PROBLEM DETAILS ::
Check each line of the data for "make" and select those that have it.

[BEGIN]

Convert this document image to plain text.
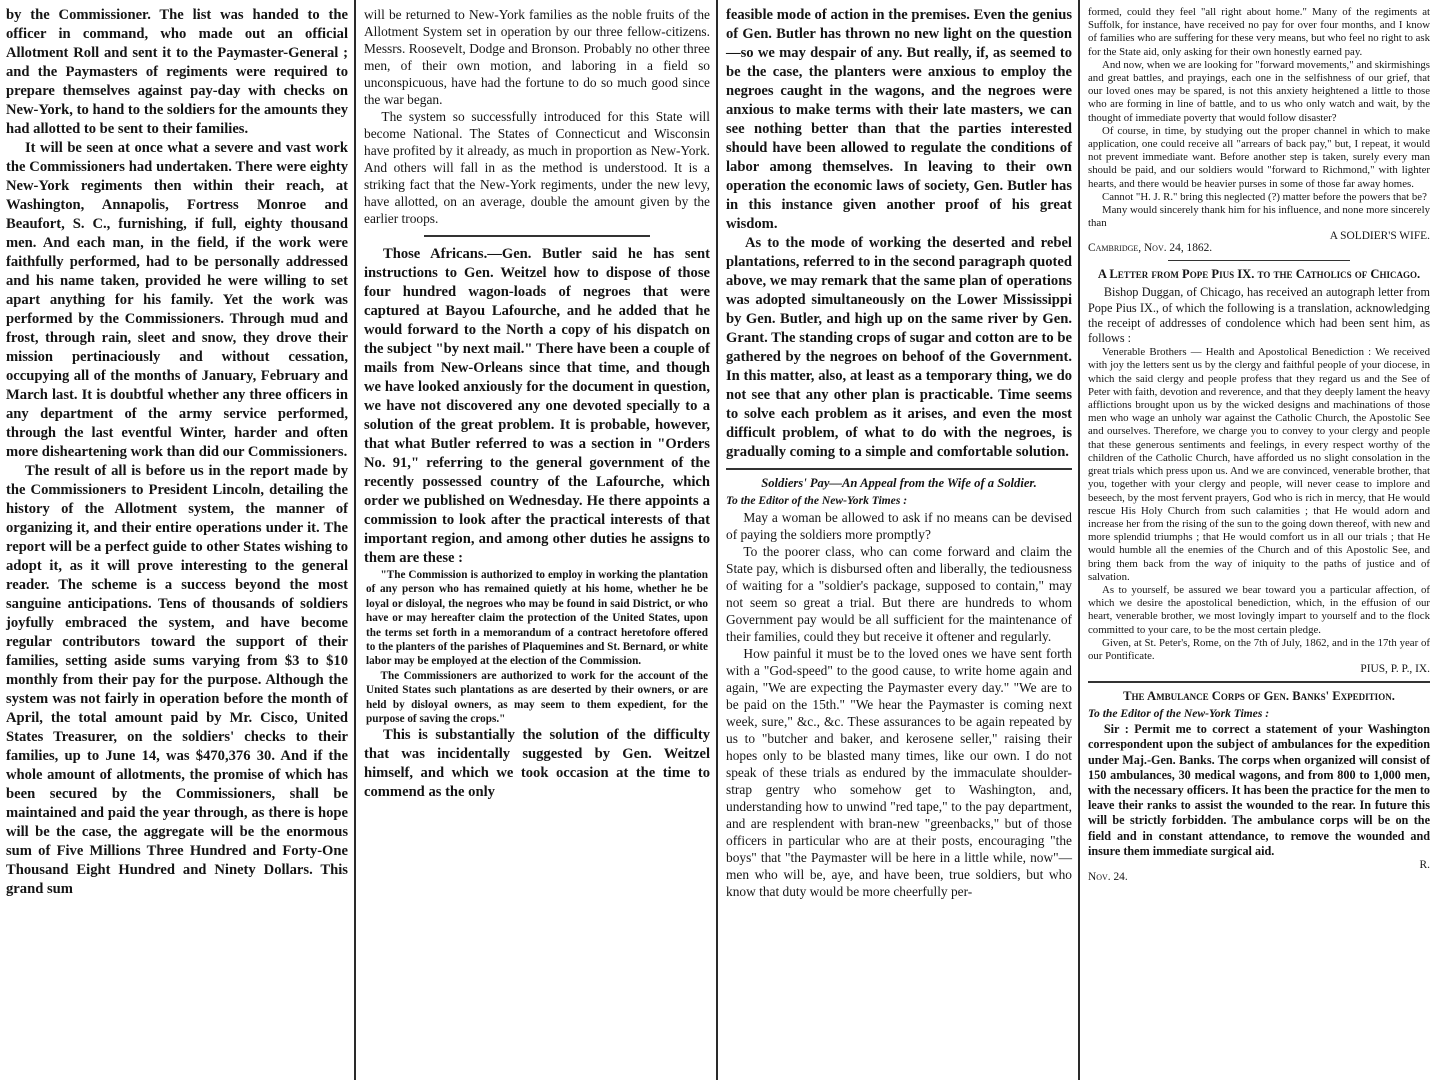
by the Commissioner. The list was handed to the officer in command, who made out an official Allotment Roll and sent it to the Paymaster-General ; and the Paymasters of regiments were required to prepare themselves against pay-day with checks on New-York, to hand to the soldiers for the amounts they had allotted to be sent to their families.

It will be seen at once what a severe and vast work the Commissioners had undertaken. There were eighty New-York regiments then within their reach, at Washington, Annapolis, Fortress Monroe and Beaufort, S. C., furnishing, if full, eighty thousand men. And each man, in the field, if the work were faithfully performed, had to be personally addressed and his name taken, provided he were willing to set apart anything for his family. Yet the work was performed by the Commissioners. Through mud and frost, through rain, sleet and snow, they drove their mission pertinaciously and without cessation, occupying all of the months of January, February and March last. It is doubtful whether any three officers in any department of the army service performed, through the last eventful Winter, harder and often more disheartening work than did our Commissioners.

The result of all is before us in the report made by the Commissioners to President Lincoln, detailing the history of the Allotment system, the manner of organizing it, and their entire operations under it. The report will be a perfect guide to other States wishing to adopt it, as it will prove interesting to the general reader. The scheme is a success beyond the most sanguine anticipations. Tens of thousands of soldiers joyfully embraced the system, and have become regular contributors toward the support of their families, setting aside sums varying from $3 to $10 monthly from their pay for the purpose. Although the system was not fairly in operation before the month of April, the total amount paid by Mr. Cisco, United States Treasurer, on the soldiers' checks to their families, up to June 14, was $470,376 30. And if the whole amount of allotments, the promise of which has been secured by the Commissioners, shall be maintained and paid the year through, as there is hope will be the case, the aggregate will be the enormous sum of Five Millions Three Hundred and Forty-One Thousand Eight Hundred and Ninety Dollars. This grand sum

will be returned to New-York families as the noble fruits of the Allotment System set in operation by our three fellow-citizens. Messrs. Roosevelt, Dodge and Bronson. Probably no other three men, of their own motion, and laboring in a field so unconspicuous, have had the fortune to do so much good since the war began.

The system so successfully introduced for this State will become National. The States of Connecticut and Wisconsin have profited by it already, as much in proportion as New-York. And others will fall in as the method is understood. It is a striking fact that the New-York regiments, under the new levy, have allotted, on an average, double the amount given by the earlier troops.

Those Africans.—Gen. Butler said he has sent instructions to Gen. Weitzel how to dispose of those four hundred wagon-loads of negroes that were captured at Bayou Lafourche, and he added that he would forward to the North a copy of his dispatch on the subject "by next mail." There have been a couple of mails from New-Orleans since that time, and though we have looked anxiously for the document in question, we have not discovered any one devoted specially to a solution of the great problem. It is probable, however, that what Butler referred to was a section in "Orders No. 91," referring to the general government of the recently possessed country of the Lafourche, which order we published on Wednesday. He there appoints a commission to look after the practical interests of that important region, and among other duties he assigns to them are these :

"The Commission is authorized to employ in working the plantation of any person who has remained quietly at his home, whether he be loyal or disloyal, the negroes who may be found in said District, or who have or may hereafter claim the protection of the United States, upon the terms set forth in a memorandum of a contract heretofore offered to the planters of the parishes of Plaquemines and St. Bernard, or white labor may be employed at the election of the Commission.

The Commissioners are authorized to work for the account of the United States such plantations as are deserted by their owners, or are held by disloyal owners, as may seem to them expedient, for the purpose of saving the crops."

This is substantially the solution of the difficulty that was incidentally suggested by Gen. Weitzel himself, and which we took occasion at the time to commend as the only

feasible mode of action in the premises. Even the genius of Gen. Butler has thrown no new light on the question—so we may despair of any. But really, if, as seemed to be the case, the planters were anxious to employ the negroes caught in the wagons, and the negroes were anxious to make terms with their late masters, we can see nothing better than that the parties interested should have been allowed to regulate the conditions of labor among themselves. In leaving to their own operation the economic laws of society, Gen. Butler has in this instance given another proof of his great wisdom.

As to the mode of working the deserted and rebel plantations, referred to in the second paragraph quoted above, we may remark that the same plan of operations was adopted simultaneously on the Lower Mississippi by Gen. Butler, and high up on the same river by Gen. Grant. The standing crops of sugar and cotton are to be gathered by the negroes on behoof of the Government. In this matter, also, at least as a temporary thing, we do not see that any other plan is practicable. Time seems to solve each problem as it arises, and even the most difficult problem, of what to do with the negroes, is gradually coming to a simple and comfortable solution.

Soldiers' Pay—An Appeal from the Wife of a Soldier.

To the Editor of the New-York Times :

May a woman be allowed to ask if no means can be devised of paying the soldiers more promptly?

To the poorer class, who can come forward and claim the State pay, which is disbursed often and liberally, the tediousness of waiting for a "soldier's package, supposed to contain," may not seem so great a trial. But there are hundreds to whom Government pay would be all sufficient for the maintenance of their families, could they but receive it oftener and regularly.

How painful it must be to the loved ones we have sent forth with a "God-speed" to the good cause, to write home again and again, "We are expecting the Paymaster every day." "We are to be paid on the 15th." "We hear the Paymaster is coming next week, sure," &c., &c. These assurances to be again repeated by us to "butcher and baker, and kerosene seller," raising their hopes only to be blasted many times, like our own. I do not speak of these trials as endured by the immaculate shoulder-strap gentry who somehow get to Washington, and, understanding how to unwind "red tape," to the pay department, and are resplendent with bran-new "greenbacks," but of those officers in particular who are at their posts, encouraging "the boys" that "the Paymaster will be here in a little while, now"—men who will be, aye, and have been, true soldiers, but who know that duty would be more cheerfully per-

formed, could they feel "all right about home." Many of the regiments at Suffolk, for instance, have received no pay for over four months, and I know of families who are suffering for these very means, but who feel no right to ask for the State aid, only asking for their own honestly earned pay.

And now, when we are looking for "forward movements," and skirmishings and great battles, and prayings, each one in the selfishness of our grief, that our loved ones may be spared, is not this anxiety heightened a little to those who are forming in line of battle, and to us who only watch and wait, by the thought of immediate poverty that would follow disaster?

Of course, in time, by studying out the proper channel in which to make application, one could receive all "arrears of back pay," but, I repeat, it would not prevent immediate want. Before another step is taken, surely every man should be paid, and our soldiers would "forward to Richmond," with lighter hearts, and there would be heavier purses in some of those far away homes.

Cannot "H. J. R." bring this neglected (?) matter before the powers that be?

Many would sincerely thank him for his influence, and none more sincerely than

A SOLDIER'S WIFE.

Cambridge, Nov. 24, 1862.

A Letter from Pope Pius IX. to the Catholics of Chicago.

Bishop Duggan, of Chicago, has received an autograph letter from Pope Pius IX., of which the following is a translation, acknowledging the receipt of addresses of condolence which had been sent him, as follows :

Venerable Brothers — Health and Apostolical Benediction : We received with joy the letters sent us by the clergy and faithful people of your diocese, in which the said clergy and people profess that they regard us and the See of Peter with faith, devotion and reverence, and that they deeply lament the heavy afflictions brought upon us by the wicked designs and machinations of those men who wage an unholy war against the Catholic Church, the Apostolic See and ourselves. Therefore, we charge you to convey to your clergy and people that these generous sentiments and feelings, in every respect worthy of the children of the Catholic Church, have afforded us no slight consolation in the great trials which press upon us. And we are convinced, venerable brother, that you, together with your clergy and people, will never cease to implore and beseech, by the most fervent prayers, God who is rich in mercy, that He would rescue His Holy Church from such calamities ; that He would adorn and increase her from the rising of the sun to the going down thereof, with new and more splendid triumphs ; that He would comfort us in all our trials ; that He would humble all the enemies of the Church and of this Apostolic See, and bring them back from the way of iniquity to the paths of justice and of salvation.

As to yourself, be assured we bear toward you a particular affection, of which we desire the apostolical benediction, which, in the effusion of our heart, venerable brother, we most lovingly impart to yourself and to the flock committed to your care, to be the most certain pledge.

Given, at St. Peter's, Rome, on the 7th of July, 1862, and in the 17th year of our Pontificate.

PIUS, P. P., IX.

The Ambulance Corps of Gen. Banks' Expedition.

To the Editor of the New-York Times :

Sir : Permit me to correct a statement of your Washington correspondent upon the subject of ambulances for the expedition under Maj.-Gen. Banks. The corps when organized will consist of 150 ambulances, 30 medical wagons, and from 800 to 1,000 men, with the necessary officers. It has been the practice for the men to leave their ranks to assist the wounded to the rear. In future this will be strictly forbidden. The ambulance corps will be on the field and in constant attendance, to remove the wounded and insure them immediate surgical aid.

R.

Nov. 24.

[END]

THE RESPONSE ::
feasible mode of action in the premises. Even the genius of Gen. Butler has thrown no new light on the question—so we may despair of any. But really, if, as seemed to be the case, the planters were anxious to employ the negroes caught in the wagons, and the negroes were anxious to make terms with their late masters, we can see nothing better than that the parties interested should have been allowed to regulate the conditions of labor among themselves. In leaving to their own operation the economic laws of society, Gen. Butler has in this instance given another proof of his great wisdom.
Of course, in time, by studying out the proper channel in which to make application, one could receive all "arrears of back pay," but, I repeat, it would not prevent immediate want. Before another step is taken, surely every man should be paid, and our soldiers would "forward to Richmond," with lighter hearts, and there would be heavier purses in some of those far away homes.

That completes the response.